__Stored data__:
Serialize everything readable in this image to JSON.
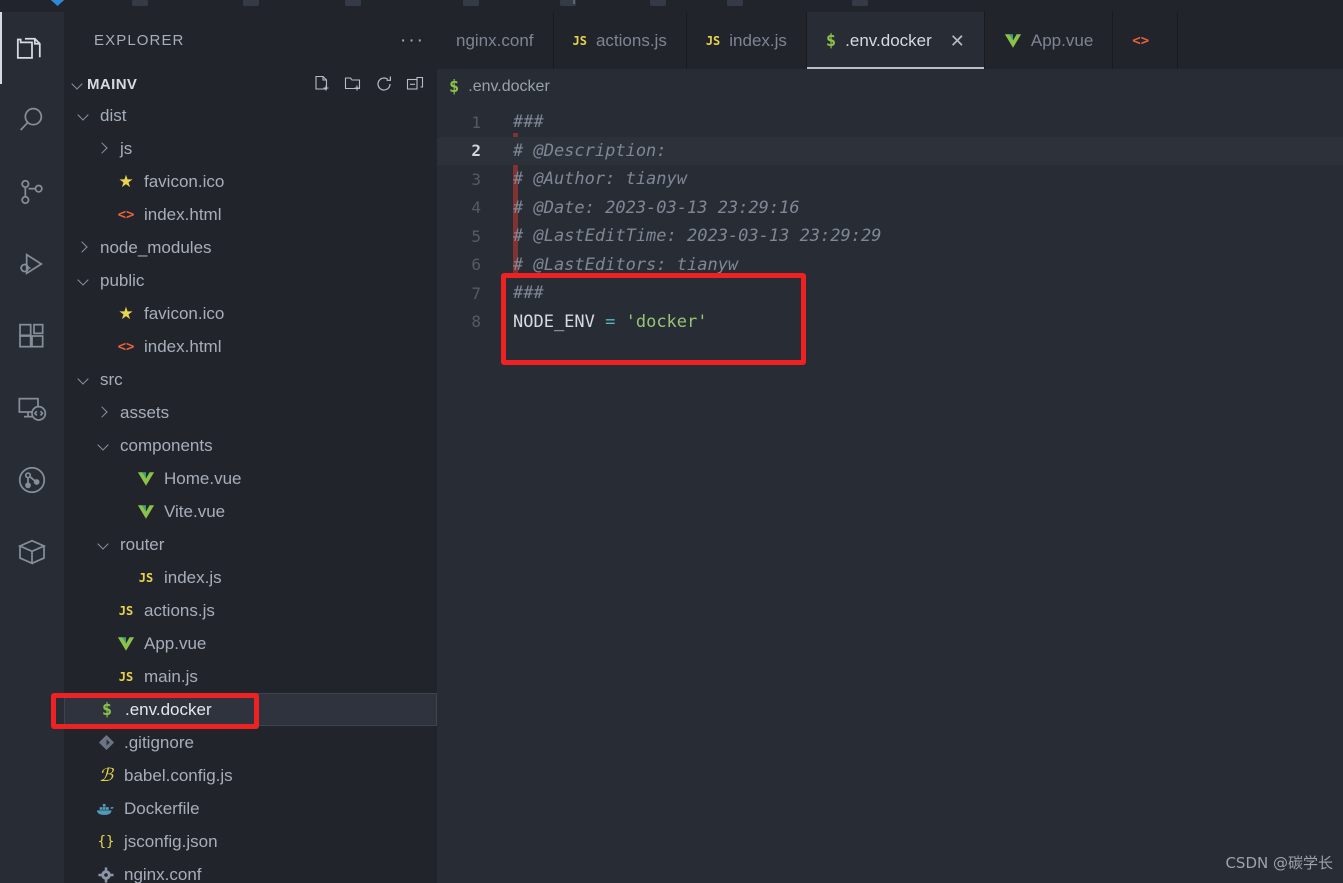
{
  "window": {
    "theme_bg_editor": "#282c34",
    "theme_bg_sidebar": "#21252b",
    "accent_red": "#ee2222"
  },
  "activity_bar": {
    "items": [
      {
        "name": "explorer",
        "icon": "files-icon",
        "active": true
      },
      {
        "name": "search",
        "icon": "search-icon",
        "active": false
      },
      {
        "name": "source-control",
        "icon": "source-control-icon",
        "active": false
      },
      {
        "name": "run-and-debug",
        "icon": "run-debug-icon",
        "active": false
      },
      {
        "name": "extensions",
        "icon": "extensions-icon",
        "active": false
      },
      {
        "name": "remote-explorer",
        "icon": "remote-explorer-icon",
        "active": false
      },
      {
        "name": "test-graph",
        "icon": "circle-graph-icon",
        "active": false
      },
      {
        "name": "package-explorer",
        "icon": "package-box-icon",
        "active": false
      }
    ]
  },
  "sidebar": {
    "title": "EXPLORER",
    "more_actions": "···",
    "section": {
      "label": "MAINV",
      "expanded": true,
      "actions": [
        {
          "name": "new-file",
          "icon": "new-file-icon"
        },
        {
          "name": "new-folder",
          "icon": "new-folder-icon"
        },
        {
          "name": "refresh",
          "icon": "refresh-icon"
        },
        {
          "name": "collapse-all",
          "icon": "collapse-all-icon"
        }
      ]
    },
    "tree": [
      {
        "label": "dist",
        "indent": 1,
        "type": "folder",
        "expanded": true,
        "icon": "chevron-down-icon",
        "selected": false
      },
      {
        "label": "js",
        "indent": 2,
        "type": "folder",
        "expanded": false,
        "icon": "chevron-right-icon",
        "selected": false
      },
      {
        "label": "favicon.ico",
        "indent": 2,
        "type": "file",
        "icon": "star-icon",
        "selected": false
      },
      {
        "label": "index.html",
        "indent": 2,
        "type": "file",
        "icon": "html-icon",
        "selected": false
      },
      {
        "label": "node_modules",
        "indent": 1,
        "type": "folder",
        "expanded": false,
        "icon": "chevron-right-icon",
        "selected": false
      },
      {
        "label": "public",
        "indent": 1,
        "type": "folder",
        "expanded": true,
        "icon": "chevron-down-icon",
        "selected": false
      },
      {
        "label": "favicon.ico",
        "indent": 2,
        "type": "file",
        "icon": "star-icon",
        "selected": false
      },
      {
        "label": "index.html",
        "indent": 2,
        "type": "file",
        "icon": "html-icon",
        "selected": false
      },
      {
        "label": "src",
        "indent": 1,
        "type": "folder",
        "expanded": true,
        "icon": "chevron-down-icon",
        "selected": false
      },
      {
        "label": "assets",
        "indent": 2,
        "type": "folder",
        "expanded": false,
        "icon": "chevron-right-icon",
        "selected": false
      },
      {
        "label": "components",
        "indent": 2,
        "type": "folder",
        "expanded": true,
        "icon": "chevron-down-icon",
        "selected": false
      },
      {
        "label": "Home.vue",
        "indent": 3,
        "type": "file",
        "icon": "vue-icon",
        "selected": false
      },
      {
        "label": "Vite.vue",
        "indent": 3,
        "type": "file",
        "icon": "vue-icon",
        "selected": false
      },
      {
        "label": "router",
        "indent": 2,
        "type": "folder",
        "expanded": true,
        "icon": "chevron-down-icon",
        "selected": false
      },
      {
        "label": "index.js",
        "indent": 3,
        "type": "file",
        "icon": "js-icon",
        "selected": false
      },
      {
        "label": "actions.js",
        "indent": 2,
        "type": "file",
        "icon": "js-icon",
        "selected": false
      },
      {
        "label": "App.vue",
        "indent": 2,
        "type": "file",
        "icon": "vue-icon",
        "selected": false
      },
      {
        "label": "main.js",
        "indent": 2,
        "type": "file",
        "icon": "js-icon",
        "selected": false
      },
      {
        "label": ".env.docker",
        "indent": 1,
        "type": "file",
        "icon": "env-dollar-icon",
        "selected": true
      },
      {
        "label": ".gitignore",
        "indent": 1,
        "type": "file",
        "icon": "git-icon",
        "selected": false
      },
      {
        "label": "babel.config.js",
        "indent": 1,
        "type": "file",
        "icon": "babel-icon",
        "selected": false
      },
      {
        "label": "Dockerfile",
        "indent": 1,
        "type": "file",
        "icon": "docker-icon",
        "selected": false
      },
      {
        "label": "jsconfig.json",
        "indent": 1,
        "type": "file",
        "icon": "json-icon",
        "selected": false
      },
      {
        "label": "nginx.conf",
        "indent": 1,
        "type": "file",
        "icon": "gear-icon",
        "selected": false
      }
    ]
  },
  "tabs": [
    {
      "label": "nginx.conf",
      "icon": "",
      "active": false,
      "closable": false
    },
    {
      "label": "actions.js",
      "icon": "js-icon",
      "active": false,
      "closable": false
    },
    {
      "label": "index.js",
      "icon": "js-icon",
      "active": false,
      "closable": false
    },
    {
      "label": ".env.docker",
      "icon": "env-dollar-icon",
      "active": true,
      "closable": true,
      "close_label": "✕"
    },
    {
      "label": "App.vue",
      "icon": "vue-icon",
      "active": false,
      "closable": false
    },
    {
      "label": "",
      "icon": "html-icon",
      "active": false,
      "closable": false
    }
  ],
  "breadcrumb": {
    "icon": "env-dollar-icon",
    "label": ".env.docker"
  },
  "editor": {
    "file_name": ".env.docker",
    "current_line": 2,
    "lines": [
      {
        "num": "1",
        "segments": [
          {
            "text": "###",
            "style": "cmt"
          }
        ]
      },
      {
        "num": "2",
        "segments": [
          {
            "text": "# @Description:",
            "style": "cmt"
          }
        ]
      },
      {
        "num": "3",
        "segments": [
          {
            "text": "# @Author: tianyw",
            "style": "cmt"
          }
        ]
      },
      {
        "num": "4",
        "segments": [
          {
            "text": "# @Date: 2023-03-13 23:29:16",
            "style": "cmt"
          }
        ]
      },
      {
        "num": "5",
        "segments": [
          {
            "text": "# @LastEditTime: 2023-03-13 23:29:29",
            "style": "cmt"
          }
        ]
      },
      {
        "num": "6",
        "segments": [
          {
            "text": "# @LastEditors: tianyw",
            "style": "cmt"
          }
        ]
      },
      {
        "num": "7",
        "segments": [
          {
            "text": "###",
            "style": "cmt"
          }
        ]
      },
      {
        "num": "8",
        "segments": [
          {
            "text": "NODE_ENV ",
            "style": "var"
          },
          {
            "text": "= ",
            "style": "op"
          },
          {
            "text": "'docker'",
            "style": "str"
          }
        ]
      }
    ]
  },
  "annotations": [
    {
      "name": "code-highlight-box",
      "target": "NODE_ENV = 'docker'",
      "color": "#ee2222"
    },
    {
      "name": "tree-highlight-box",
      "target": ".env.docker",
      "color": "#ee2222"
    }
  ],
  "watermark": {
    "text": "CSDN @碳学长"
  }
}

__What you have to do__:
Look through the data and gather every line with the string "collapse" in it.

__Task answer__:
          "name": "collapse-all",
          "icon": "collapse-all-icon"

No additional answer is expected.